WHAT TO WORK ON:
Lines before the one containing "Extract the structured" are excluded; reproduce that line and all lines after it in the entries below, exactly.

SOURCE DATA:
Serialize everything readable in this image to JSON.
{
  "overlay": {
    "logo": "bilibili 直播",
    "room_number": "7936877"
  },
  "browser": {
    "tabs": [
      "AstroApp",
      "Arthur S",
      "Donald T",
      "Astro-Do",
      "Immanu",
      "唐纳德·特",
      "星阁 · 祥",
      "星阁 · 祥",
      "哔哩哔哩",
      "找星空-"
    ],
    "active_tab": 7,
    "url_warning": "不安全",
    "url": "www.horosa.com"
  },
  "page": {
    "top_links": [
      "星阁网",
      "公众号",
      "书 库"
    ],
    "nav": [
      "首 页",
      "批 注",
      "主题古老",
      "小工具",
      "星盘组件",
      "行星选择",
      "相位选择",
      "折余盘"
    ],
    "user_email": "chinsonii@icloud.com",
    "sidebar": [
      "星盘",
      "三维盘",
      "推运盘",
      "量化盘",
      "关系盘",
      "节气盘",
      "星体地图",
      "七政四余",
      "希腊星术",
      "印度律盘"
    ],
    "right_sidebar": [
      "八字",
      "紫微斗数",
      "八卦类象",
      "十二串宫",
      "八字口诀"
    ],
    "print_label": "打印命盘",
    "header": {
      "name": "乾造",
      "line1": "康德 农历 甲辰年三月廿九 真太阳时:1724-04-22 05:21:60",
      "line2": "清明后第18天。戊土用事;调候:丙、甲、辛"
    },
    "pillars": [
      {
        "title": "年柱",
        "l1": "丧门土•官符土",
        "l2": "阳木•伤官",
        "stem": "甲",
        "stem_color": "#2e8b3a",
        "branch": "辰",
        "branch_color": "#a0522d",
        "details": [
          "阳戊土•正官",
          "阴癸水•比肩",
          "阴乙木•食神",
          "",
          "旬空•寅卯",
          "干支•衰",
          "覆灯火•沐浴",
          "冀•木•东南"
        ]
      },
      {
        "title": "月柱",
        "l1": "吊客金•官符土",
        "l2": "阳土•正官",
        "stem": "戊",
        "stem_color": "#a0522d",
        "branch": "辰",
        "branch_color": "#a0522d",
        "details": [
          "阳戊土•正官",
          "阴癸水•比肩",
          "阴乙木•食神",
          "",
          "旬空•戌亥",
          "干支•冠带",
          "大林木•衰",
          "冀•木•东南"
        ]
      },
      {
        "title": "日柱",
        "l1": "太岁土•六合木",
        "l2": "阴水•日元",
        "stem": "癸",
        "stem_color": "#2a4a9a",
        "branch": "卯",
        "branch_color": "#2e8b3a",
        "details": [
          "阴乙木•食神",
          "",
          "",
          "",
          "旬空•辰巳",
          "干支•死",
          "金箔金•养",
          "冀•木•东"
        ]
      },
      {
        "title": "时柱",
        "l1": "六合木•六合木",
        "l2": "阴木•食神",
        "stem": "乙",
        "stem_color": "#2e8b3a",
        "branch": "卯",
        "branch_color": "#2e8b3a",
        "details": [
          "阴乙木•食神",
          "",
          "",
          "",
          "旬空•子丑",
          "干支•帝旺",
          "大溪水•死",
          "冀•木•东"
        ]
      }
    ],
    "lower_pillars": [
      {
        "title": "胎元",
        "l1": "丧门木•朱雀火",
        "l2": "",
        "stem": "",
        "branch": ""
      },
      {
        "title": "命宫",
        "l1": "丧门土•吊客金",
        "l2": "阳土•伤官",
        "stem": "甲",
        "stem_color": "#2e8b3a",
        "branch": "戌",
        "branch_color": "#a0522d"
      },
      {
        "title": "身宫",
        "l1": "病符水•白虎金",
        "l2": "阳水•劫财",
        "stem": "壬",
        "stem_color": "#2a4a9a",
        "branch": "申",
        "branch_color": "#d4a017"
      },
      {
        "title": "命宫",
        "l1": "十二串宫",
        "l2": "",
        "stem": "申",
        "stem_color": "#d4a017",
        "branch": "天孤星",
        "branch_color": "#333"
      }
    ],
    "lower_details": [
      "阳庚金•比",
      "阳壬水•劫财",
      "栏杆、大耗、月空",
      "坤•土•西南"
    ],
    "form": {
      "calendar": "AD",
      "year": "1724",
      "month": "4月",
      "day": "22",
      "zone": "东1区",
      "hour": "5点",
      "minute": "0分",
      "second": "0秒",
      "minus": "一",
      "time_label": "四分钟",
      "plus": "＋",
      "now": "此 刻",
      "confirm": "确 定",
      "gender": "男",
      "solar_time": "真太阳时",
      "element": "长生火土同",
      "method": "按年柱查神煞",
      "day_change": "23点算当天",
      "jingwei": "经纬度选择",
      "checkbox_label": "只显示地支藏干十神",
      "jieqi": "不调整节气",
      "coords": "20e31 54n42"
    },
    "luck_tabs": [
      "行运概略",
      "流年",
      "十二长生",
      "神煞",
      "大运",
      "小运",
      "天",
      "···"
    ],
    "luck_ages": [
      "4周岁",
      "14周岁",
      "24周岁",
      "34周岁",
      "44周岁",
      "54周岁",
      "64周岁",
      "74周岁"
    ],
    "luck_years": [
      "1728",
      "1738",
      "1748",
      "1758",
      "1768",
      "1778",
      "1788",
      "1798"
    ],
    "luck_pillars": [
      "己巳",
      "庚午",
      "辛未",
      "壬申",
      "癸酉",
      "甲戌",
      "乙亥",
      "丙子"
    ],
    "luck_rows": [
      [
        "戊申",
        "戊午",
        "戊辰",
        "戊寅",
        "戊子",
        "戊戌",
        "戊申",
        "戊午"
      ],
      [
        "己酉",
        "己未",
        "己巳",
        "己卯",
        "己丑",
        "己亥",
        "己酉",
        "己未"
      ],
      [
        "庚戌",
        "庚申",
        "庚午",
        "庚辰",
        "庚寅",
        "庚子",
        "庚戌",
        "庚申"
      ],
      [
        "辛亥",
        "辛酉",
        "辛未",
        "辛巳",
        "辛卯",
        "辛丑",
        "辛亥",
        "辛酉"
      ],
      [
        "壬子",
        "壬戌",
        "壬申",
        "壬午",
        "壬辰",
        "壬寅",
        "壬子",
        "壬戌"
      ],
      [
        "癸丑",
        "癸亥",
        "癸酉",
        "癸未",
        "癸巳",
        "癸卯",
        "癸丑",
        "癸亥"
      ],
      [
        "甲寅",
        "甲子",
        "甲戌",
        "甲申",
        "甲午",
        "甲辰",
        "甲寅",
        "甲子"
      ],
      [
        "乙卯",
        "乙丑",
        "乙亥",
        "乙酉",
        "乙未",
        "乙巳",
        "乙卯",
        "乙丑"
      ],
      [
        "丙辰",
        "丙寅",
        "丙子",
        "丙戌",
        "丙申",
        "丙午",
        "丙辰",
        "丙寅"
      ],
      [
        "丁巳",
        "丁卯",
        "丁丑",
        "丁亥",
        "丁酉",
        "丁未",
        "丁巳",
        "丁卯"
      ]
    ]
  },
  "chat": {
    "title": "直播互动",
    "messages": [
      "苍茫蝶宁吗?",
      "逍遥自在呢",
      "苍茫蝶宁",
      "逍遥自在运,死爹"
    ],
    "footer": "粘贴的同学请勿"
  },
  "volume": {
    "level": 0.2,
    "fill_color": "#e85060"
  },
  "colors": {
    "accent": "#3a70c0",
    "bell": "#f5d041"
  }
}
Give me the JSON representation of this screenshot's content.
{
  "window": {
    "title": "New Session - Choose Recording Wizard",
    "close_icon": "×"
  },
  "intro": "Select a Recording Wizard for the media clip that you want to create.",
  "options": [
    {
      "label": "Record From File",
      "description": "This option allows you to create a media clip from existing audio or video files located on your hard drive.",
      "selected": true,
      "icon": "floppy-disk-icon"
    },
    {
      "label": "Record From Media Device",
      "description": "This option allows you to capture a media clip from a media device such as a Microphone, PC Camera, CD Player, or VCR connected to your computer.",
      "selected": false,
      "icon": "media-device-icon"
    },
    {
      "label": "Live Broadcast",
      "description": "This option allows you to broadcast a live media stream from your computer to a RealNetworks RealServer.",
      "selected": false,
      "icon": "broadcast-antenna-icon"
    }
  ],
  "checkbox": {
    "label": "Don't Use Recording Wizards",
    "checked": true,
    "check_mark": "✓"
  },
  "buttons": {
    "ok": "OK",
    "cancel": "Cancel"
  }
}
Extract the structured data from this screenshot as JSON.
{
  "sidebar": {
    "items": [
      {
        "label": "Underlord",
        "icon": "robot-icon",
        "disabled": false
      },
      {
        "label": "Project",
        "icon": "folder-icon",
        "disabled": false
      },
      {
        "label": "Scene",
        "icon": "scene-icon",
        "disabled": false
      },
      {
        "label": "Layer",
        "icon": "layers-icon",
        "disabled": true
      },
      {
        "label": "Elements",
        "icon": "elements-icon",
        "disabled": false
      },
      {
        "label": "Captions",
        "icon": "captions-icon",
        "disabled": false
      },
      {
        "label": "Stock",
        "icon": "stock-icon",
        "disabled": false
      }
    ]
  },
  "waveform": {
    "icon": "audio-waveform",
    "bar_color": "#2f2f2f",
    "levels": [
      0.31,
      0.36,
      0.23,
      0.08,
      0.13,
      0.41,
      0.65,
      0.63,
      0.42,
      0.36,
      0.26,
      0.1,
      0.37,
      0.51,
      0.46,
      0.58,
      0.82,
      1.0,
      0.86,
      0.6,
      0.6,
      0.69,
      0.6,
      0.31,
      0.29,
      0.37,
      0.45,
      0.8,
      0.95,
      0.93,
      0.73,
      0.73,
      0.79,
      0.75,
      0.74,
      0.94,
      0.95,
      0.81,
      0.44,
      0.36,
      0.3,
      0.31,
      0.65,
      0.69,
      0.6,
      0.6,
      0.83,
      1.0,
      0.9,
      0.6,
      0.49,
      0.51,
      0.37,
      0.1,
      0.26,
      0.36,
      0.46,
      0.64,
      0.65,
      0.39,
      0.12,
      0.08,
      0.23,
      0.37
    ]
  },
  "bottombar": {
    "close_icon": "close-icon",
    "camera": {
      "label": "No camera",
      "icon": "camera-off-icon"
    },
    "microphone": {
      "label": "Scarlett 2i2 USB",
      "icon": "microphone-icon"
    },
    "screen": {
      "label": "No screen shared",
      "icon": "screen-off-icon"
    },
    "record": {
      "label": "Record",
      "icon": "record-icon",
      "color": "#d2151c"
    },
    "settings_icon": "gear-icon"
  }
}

RESPONSE TO THIS EXERCISE:
Extract the structured data from this screenshot as JSON.
{
  "sidebar": {
    "items": [
      {
        "label": "Underlord",
        "icon": "robot-icon",
        "disabled": false
      },
      {
        "label": "Project",
        "icon": "folder-icon",
        "disabled": false
      },
      {
        "label": "Scene",
        "icon": "scene-icon",
        "disabled": false
      },
      {
        "label": "Layer",
        "icon": "layers-icon",
        "disabled": true
      },
      {
        "label": "Elements",
        "icon": "elements-icon",
        "disabled": false
      },
      {
        "label": "Captions",
        "icon": "captions-icon",
        "disabled": false
      },
      {
        "label": "Stock",
        "icon": "stock-icon",
        "disabled": false
      }
    ]
  },
  "waveform": {
    "icon": "audio-waveform",
    "bar_color": "#2f2f2f",
    "levels": [
      0.31,
      0.36,
      0.23,
      0.08,
      0.13,
      0.41,
      0.65,
      0.63,
      0.42,
      0.36,
      0.26,
      0.1,
      0.37,
      0.51,
      0.46,
      0.58,
      0.82,
      1.0,
      0.86,
      0.6,
      0.6,
      0.69,
      0.6,
      0.31,
      0.29,
      0.37,
      0.45,
      0.8,
      0.95,
      0.93,
      0.73,
      0.73,
      0.79,
      0.75,
      0.74,
      0.94,
      0.95,
      0.81,
      0.44,
      0.36,
      0.3,
      0.31,
      0.65,
      0.69,
      0.6,
      0.6,
      0.83,
      1.0,
      0.9,
      0.6,
      0.49,
      0.51,
      0.37,
      0.1,
      0.26,
      0.36,
      0.46,
      0.64,
      0.65,
      0.39,
      0.12,
      0.08,
      0.23,
      0.37
    ]
  },
  "bottombar": {
    "close_icon": "close-icon",
    "camera": {
      "label": "No camera",
      "icon": "camera-off-icon"
    },
    "microphone": {
      "label": "Scarlett 2i2 USB",
      "icon": "microphone-icon"
    },
    "screen": {
      "label": "No screen shared",
      "icon": "screen-off-icon"
    },
    "record": {
      "label": "Record",
      "icon": "record-icon",
      "color": "#d2151c"
    },
    "settings_icon": "gear-icon"
  }
}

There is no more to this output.